#### [What to produce]
Check each line below for "girls" and report how many have it, nothing else.

#### [Provided data]

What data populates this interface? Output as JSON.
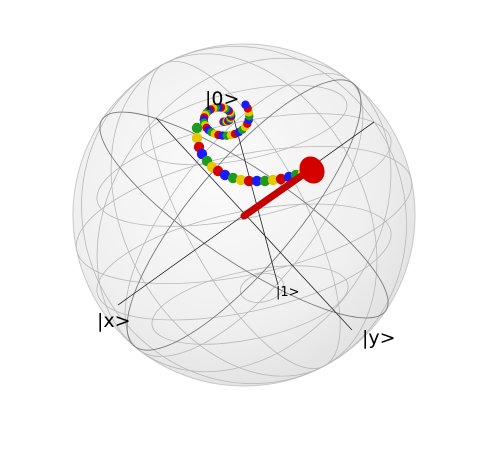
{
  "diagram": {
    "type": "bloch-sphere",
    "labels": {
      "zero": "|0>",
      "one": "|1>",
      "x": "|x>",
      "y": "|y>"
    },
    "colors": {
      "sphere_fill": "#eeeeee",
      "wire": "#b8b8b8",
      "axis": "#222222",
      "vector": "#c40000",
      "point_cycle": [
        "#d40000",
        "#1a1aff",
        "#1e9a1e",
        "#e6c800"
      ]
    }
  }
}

...

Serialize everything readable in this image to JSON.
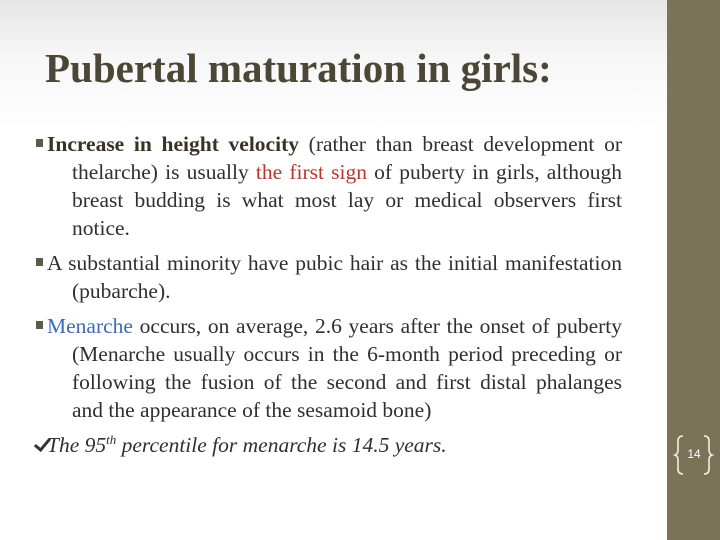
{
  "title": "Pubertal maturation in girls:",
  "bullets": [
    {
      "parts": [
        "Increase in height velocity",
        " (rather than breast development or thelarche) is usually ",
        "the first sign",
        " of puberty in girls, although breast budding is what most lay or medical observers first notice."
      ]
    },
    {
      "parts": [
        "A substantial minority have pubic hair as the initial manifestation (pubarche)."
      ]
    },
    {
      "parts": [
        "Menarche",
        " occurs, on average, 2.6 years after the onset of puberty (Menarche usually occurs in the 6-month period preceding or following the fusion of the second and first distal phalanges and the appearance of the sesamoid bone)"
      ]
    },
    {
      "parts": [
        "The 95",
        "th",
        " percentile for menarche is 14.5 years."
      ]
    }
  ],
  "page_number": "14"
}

#### [Result of this exercise]
2